**Input**
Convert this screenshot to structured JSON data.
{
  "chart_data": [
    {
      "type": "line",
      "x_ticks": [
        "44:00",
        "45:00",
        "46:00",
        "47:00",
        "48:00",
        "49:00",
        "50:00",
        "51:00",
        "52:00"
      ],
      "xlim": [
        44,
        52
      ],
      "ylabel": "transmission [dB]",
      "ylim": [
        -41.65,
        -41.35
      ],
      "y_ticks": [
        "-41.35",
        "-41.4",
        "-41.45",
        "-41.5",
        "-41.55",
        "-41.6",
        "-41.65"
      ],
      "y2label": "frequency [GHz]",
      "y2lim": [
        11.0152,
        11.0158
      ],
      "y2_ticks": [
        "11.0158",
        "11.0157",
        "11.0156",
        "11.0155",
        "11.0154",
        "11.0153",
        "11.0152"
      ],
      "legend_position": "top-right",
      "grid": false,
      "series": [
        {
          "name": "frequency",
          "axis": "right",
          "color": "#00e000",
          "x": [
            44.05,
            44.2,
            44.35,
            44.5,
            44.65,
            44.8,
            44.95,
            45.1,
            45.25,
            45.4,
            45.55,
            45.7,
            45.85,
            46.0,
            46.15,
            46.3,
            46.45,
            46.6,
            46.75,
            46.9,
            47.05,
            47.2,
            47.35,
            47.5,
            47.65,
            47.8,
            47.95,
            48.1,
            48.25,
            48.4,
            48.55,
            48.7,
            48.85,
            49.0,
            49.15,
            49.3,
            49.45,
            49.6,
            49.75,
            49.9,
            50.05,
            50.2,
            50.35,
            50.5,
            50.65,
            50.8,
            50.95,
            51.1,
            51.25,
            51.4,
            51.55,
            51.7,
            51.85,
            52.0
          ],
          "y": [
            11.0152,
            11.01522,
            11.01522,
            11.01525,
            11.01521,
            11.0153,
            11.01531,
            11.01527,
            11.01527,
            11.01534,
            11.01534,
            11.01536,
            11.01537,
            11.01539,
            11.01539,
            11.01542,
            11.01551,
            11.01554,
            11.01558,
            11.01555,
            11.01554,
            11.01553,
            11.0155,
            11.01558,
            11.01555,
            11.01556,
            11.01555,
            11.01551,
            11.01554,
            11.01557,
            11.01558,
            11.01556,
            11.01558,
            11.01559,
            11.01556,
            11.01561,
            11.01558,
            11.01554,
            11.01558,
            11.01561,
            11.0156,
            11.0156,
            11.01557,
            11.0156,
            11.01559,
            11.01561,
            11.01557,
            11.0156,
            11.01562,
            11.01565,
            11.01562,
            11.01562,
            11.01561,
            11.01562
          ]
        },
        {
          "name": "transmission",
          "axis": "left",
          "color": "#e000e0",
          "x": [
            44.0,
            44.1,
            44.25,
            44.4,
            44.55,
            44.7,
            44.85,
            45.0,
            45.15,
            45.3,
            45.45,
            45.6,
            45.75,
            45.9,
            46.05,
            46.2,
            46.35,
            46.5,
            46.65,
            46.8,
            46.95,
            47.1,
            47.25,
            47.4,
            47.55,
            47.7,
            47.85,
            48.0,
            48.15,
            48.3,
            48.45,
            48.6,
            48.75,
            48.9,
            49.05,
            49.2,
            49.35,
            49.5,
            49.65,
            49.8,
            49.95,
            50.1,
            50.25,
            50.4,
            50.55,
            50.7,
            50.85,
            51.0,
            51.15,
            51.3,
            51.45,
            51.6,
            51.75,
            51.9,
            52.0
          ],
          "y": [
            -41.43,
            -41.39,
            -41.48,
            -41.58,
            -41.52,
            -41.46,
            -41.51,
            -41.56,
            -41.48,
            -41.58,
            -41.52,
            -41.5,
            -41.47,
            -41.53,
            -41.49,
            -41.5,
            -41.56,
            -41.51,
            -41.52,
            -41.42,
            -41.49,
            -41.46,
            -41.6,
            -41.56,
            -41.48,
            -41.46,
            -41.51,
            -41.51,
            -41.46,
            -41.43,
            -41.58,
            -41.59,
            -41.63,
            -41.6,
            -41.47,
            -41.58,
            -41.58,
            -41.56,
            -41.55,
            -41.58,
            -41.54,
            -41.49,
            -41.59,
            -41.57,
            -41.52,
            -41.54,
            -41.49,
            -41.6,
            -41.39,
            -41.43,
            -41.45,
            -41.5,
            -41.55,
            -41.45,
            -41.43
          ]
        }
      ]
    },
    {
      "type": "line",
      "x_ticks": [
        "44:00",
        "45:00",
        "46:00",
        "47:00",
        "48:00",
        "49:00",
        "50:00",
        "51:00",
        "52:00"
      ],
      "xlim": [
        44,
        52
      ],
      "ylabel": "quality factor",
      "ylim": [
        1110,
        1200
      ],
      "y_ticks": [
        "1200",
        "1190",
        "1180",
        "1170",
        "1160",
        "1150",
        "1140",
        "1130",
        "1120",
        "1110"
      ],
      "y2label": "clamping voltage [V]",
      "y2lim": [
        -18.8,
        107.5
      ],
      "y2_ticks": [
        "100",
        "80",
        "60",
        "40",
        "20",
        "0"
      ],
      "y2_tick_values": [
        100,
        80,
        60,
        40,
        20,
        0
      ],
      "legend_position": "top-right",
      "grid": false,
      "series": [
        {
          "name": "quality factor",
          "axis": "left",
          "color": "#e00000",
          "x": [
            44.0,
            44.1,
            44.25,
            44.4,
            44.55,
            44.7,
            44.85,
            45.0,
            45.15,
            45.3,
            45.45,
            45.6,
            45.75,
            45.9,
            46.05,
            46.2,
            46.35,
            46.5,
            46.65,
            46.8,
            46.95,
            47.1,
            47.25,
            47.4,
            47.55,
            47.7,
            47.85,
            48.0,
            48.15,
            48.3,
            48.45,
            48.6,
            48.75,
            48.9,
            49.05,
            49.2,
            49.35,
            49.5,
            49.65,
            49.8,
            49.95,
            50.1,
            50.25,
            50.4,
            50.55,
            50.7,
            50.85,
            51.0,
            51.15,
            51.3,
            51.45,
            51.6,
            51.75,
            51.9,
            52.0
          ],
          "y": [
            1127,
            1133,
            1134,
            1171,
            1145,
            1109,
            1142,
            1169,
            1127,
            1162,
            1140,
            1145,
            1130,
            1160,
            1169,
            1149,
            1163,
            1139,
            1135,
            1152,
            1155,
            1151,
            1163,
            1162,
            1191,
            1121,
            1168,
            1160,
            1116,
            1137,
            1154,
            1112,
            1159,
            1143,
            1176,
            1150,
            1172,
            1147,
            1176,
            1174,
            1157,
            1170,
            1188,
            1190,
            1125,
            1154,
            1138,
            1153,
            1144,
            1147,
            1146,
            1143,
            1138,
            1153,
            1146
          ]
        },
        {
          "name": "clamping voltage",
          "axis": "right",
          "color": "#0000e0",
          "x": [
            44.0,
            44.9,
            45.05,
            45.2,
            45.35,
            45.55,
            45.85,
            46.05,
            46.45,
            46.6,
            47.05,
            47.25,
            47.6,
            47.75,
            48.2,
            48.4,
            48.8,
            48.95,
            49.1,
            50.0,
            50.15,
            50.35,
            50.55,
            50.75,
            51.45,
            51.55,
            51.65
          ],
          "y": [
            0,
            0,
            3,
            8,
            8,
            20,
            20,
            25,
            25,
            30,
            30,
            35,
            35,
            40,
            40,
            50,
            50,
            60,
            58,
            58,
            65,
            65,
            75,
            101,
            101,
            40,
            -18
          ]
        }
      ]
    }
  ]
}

**Problem description**
Give the material above again, word for word.

**Complete output**
Convert this screenshot to structured JSON data.
{
  "chart_data": [
    {
      "type": "line",
      "x_ticks": [
        "44:00",
        "45:00",
        "46:00",
        "47:00",
        "48:00",
        "49:00",
        "50:00",
        "51:00",
        "52:00"
      ],
      "xlim": [
        44,
        52
      ],
      "ylabel": "transmission [dB]",
      "ylim": [
        -41.65,
        -41.35
      ],
      "y_ticks": [
        "-41.35",
        "-41.4",
        "-41.45",
        "-41.5",
        "-41.55",
        "-41.6",
        "-41.65"
      ],
      "y2label": "frequency [GHz]",
      "y2lim": [
        11.0152,
        11.0158
      ],
      "y2_ticks": [
        "11.0158",
        "11.0157",
        "11.0156",
        "11.0155",
        "11.0154",
        "11.0153",
        "11.0152"
      ],
      "legend_position": "top-right",
      "grid": false,
      "series": [
        {
          "name": "frequency",
          "axis": "right",
          "color": "#00e000",
          "x": [
            44.05,
            44.2,
            44.35,
            44.5,
            44.65,
            44.8,
            44.95,
            45.1,
            45.25,
            45.4,
            45.55,
            45.7,
            45.85,
            46.0,
            46.15,
            46.3,
            46.45,
            46.6,
            46.75,
            46.9,
            47.05,
            47.2,
            47.35,
            47.5,
            47.65,
            47.8,
            47.95,
            48.1,
            48.25,
            48.4,
            48.55,
            48.7,
            48.85,
            49.0,
            49.15,
            49.3,
            49.45,
            49.6,
            49.75,
            49.9,
            50.05,
            50.2,
            50.35,
            50.5,
            50.65,
            50.8,
            50.95,
            51.1,
            51.25,
            51.4,
            51.55,
            51.7,
            51.85,
            52.0
          ],
          "y": [
            11.0152,
            11.01522,
            11.01522,
            11.01525,
            11.01521,
            11.0153,
            11.01531,
            11.01527,
            11.01527,
            11.01534,
            11.01534,
            11.01536,
            11.01537,
            11.01539,
            11.01539,
            11.01542,
            11.01551,
            11.01554,
            11.01558,
            11.01555,
            11.01554,
            11.01553,
            11.0155,
            11.01558,
            11.01555,
            11.01556,
            11.01555,
            11.01551,
            11.01554,
            11.01557,
            11.01558,
            11.01556,
            11.01558,
            11.01559,
            11.01556,
            11.01561,
            11.01558,
            11.01554,
            11.01558,
            11.01561,
            11.0156,
            11.0156,
            11.01557,
            11.0156,
            11.01559,
            11.01561,
            11.01557,
            11.0156,
            11.01562,
            11.01565,
            11.01562,
            11.01562,
            11.01561,
            11.01562
          ]
        },
        {
          "name": "transmission",
          "axis": "left",
          "color": "#e000e0",
          "x": [
            44.0,
            44.1,
            44.25,
            44.4,
            44.55,
            44.7,
            44.85,
            45.0,
            45.15,
            45.3,
            45.45,
            45.6,
            45.75,
            45.9,
            46.05,
            46.2,
            46.35,
            46.5,
            46.65,
            46.8,
            46.95,
            47.1,
            47.25,
            47.4,
            47.55,
            47.7,
            47.85,
            48.0,
            48.15,
            48.3,
            48.45,
            48.6,
            48.75,
            48.9,
            49.05,
            49.2,
            49.35,
            49.5,
            49.65,
            49.8,
            49.95,
            50.1,
            50.25,
            50.4,
            50.55,
            50.7,
            50.85,
            51.0,
            51.15,
            51.3,
            51.45,
            51.6,
            51.75,
            51.9,
            52.0
          ],
          "y": [
            -41.43,
            -41.39,
            -41.48,
            -41.58,
            -41.52,
            -41.46,
            -41.51,
            -41.56,
            -41.48,
            -41.58,
            -41.52,
            -41.5,
            -41.47,
            -41.53,
            -41.49,
            -41.5,
            -41.56,
            -41.51,
            -41.52,
            -41.42,
            -41.49,
            -41.46,
            -41.6,
            -41.56,
            -41.48,
            -41.46,
            -41.51,
            -41.51,
            -41.46,
            -41.43,
            -41.58,
            -41.59,
            -41.63,
            -41.6,
            -41.47,
            -41.58,
            -41.58,
            -41.56,
            -41.55,
            -41.58,
            -41.54,
            -41.49,
            -41.59,
            -41.57,
            -41.52,
            -41.54,
            -41.49,
            -41.6,
            -41.39,
            -41.43,
            -41.45,
            -41.5,
            -41.55,
            -41.45,
            -41.43
          ]
        }
      ]
    },
    {
      "type": "line",
      "x_ticks": [
        "44:00",
        "45:00",
        "46:00",
        "47:00",
        "48:00",
        "49:00",
        "50:00",
        "51:00",
        "52:00"
      ],
      "xlim": [
        44,
        52
      ],
      "ylabel": "quality factor",
      "ylim": [
        1110,
        1200
      ],
      "y_ticks": [
        "1200",
        "1190",
        "1180",
        "1170",
        "1160",
        "1150",
        "1140",
        "1130",
        "1120",
        "1110"
      ],
      "y2label": "clamping voltage [V]",
      "y2lim": [
        -18.8,
        107.5
      ],
      "y2_ticks": [
        "100",
        "80",
        "60",
        "40",
        "20",
        "0"
      ],
      "y2_tick_values": [
        100,
        80,
        60,
        40,
        20,
        0
      ],
      "legend_position": "top-right",
      "grid": false,
      "series": [
        {
          "name": "quality factor",
          "axis": "left",
          "color": "#e00000",
          "x": [
            44.0,
            44.1,
            44.25,
            44.4,
            44.55,
            44.7,
            44.85,
            45.0,
            45.15,
            45.3,
            45.45,
            45.6,
            45.75,
            45.9,
            46.05,
            46.2,
            46.35,
            46.5,
            46.65,
            46.8,
            46.95,
            47.1,
            47.25,
            47.4,
            47.55,
            47.7,
            47.85,
            48.0,
            48.15,
            48.3,
            48.45,
            48.6,
            48.75,
            48.9,
            49.05,
            49.2,
            49.35,
            49.5,
            49.65,
            49.8,
            49.95,
            50.1,
            50.25,
            50.4,
            50.55,
            50.7,
            50.85,
            51.0,
            51.15,
            51.3,
            51.45,
            51.6,
            51.75,
            51.9,
            52.0
          ],
          "y": [
            1127,
            1133,
            1134,
            1171,
            1145,
            1109,
            1142,
            1169,
            1127,
            1162,
            1140,
            1145,
            1130,
            1160,
            1169,
            1149,
            1163,
            1139,
            1135,
            1152,
            1155,
            1151,
            1163,
            1162,
            1191,
            1121,
            1168,
            1160,
            1116,
            1137,
            1154,
            1112,
            1159,
            1143,
            1176,
            1150,
            1172,
            1147,
            1176,
            1174,
            1157,
            1170,
            1188,
            1190,
            1125,
            1154,
            1138,
            1153,
            1144,
            1147,
            1146,
            1143,
            1138,
            1153,
            1146
          ]
        },
        {
          "name": "clamping voltage",
          "axis": "right",
          "color": "#0000e0",
          "x": [
            44.0,
            44.9,
            45.05,
            45.2,
            45.35,
            45.55,
            45.85,
            46.05,
            46.45,
            46.6,
            47.05,
            47.25,
            47.6,
            47.75,
            48.2,
            48.4,
            48.8,
            48.95,
            49.1,
            50.0,
            50.15,
            50.35,
            50.55,
            50.75,
            51.45,
            51.55,
            51.65
          ],
          "y": [
            0,
            0,
            3,
            8,
            8,
            20,
            20,
            25,
            25,
            30,
            30,
            35,
            35,
            40,
            40,
            50,
            50,
            60,
            58,
            58,
            65,
            65,
            75,
            101,
            101,
            40,
            -18
          ]
        }
      ]
    }
  ]
}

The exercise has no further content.